**REQUIREMENTS:** Return all the data below as it stands, minus the pictures.

Figure dataset records
┄┄┄┄┄┄

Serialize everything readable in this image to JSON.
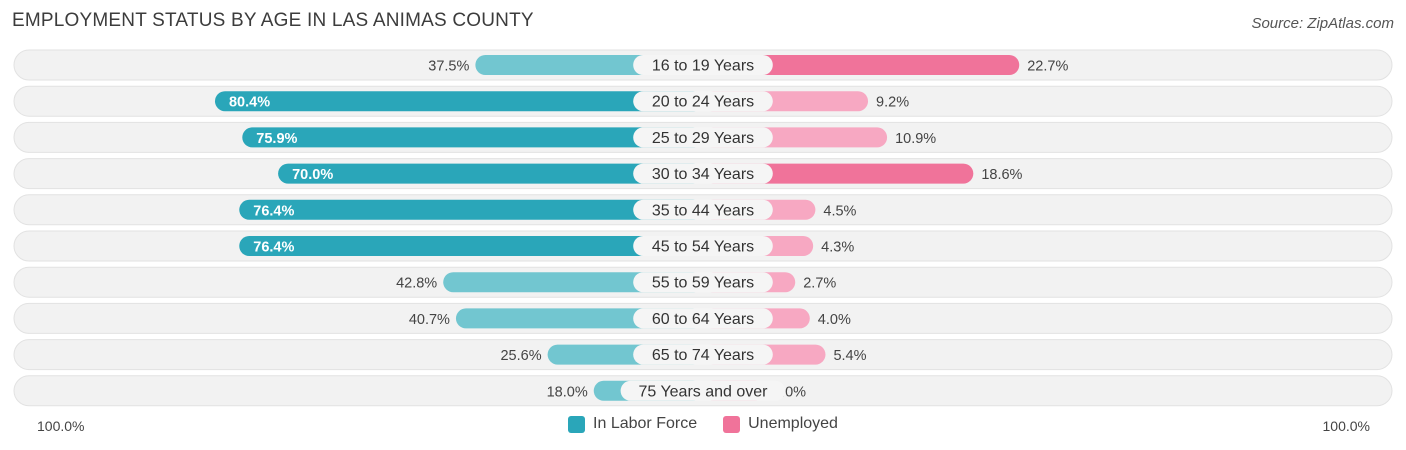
{
  "chart_data": {
    "type": "bar",
    "orientation": "horizontal-diverging",
    "title": "EMPLOYMENT STATUS BY AGE IN LAS ANIMAS COUNTY",
    "source": "Source: ZipAtlas.com",
    "categories": [
      "16 to 19 Years",
      "20 to 24 Years",
      "25 to 29 Years",
      "30 to 34 Years",
      "35 to 44 Years",
      "45 to 54 Years",
      "55 to 59 Years",
      "60 to 64 Years",
      "65 to 74 Years",
      "75 Years and over"
    ],
    "series": [
      {
        "name": "In Labor Force",
        "values": [
          37.5,
          80.4,
          75.9,
          70.0,
          76.4,
          76.4,
          42.8,
          40.7,
          25.6,
          18.0
        ],
        "labels": [
          "37.5%",
          "80.4%",
          "75.9%",
          "70.0%",
          "76.4%",
          "76.4%",
          "42.8%",
          "40.7%",
          "25.6%",
          "18.0%"
        ]
      },
      {
        "name": "Unemployed",
        "values": [
          22.7,
          9.2,
          10.9,
          18.6,
          4.5,
          4.3,
          2.7,
          4.0,
          5.4,
          0.0
        ],
        "labels": [
          "22.7%",
          "9.2%",
          "10.9%",
          "18.6%",
          "4.5%",
          "4.3%",
          "2.7%",
          "4.0%",
          "5.4%",
          "0.0%"
        ]
      }
    ],
    "axis_left_label": "100.0%",
    "axis_right_label": "100.0%",
    "xlim": [
      -100,
      100
    ]
  },
  "colors": {
    "labor_strong": "#2aa6b9",
    "labor_light": "#72c6d0",
    "unemp_strong": "#f0739a",
    "unemp_light": "#f7a8c2",
    "row_bg": "#f2f2f2",
    "row_border": "#e2e2e2"
  }
}
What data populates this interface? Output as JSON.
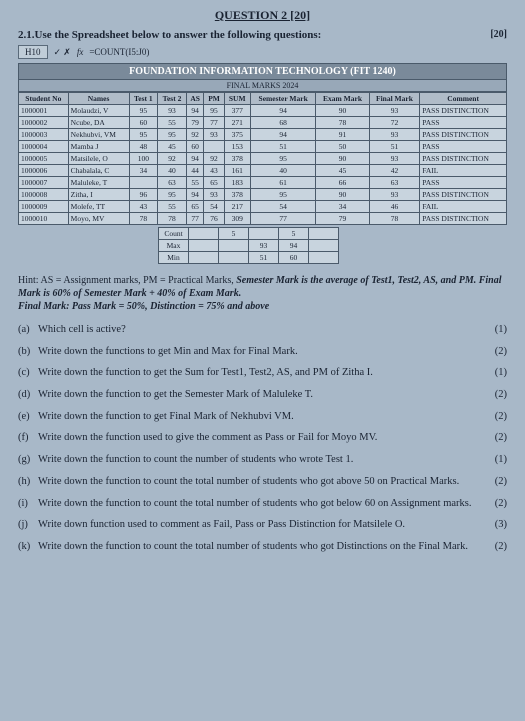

┄┄┄┄┄┄

**EXERCISE SOLUTION:**
Serialize everything readable in this image to JSON.
{
  "chart_data": {
    "type": "bar",
    "orientation": "horizontal-diverging",
    "title": "EMPLOYMENT STATUS BY AGE IN LAS ANIMAS COUNTY",
    "source": "Source: ZipAtlas.com",
    "categories": [
      "16 to 19 Years",
      "20 to 24 Years",
      "25 to 29 Years",
      "30 to 34 Years",
      "35 to 44 Years",
      "45 to 54 Years",
      "55 to 59 Years",
      "60 to 64 Years",
      "65 to 74 Years",
      "75 Years and over"
    ],
    "series": [
      {
        "name": "In Labor Force",
        "values": [
          37.5,
          80.4,
          75.9,
          70.0,
          76.4,
          76.4,
          42.8,
          40.7,
          25.6,
          18.0
        ],
        "labels": [
          "37.5%",
          "80.4%",
          "75.9%",
          "70.0%",
          "76.4%",
          "76.4%",
          "42.8%",
          "40.7%",
          "25.6%",
          "18.0%"
        ]
      },
      {
        "name": "Unemployed",
        "values": [
          22.7,
          9.2,
          10.9,
          18.6,
          4.5,
          4.3,
          2.7,
          4.0,
          5.4,
          0.0
        ],
        "labels": [
          "22.7%",
          "9.2%",
          "10.9%",
          "18.6%",
          "4.5%",
          "4.3%",
          "2.7%",
          "4.0%",
          "5.4%",
          "0.0%"
        ]
      }
    ],
    "axis_left_label": "100.0%",
    "axis_right_label": "100.0%",
    "xlim": [
      -100,
      100
    ]
  },
  "colors": {
    "labor_strong": "#2aa6b9",
    "labor_light": "#72c6d0",
    "unemp_strong": "#f0739a",
    "unemp_light": "#f7a8c2",
    "row_bg": "#f2f2f2",
    "row_border": "#e2e2e2"
  }
}
What data populates this interface? Output as JSON.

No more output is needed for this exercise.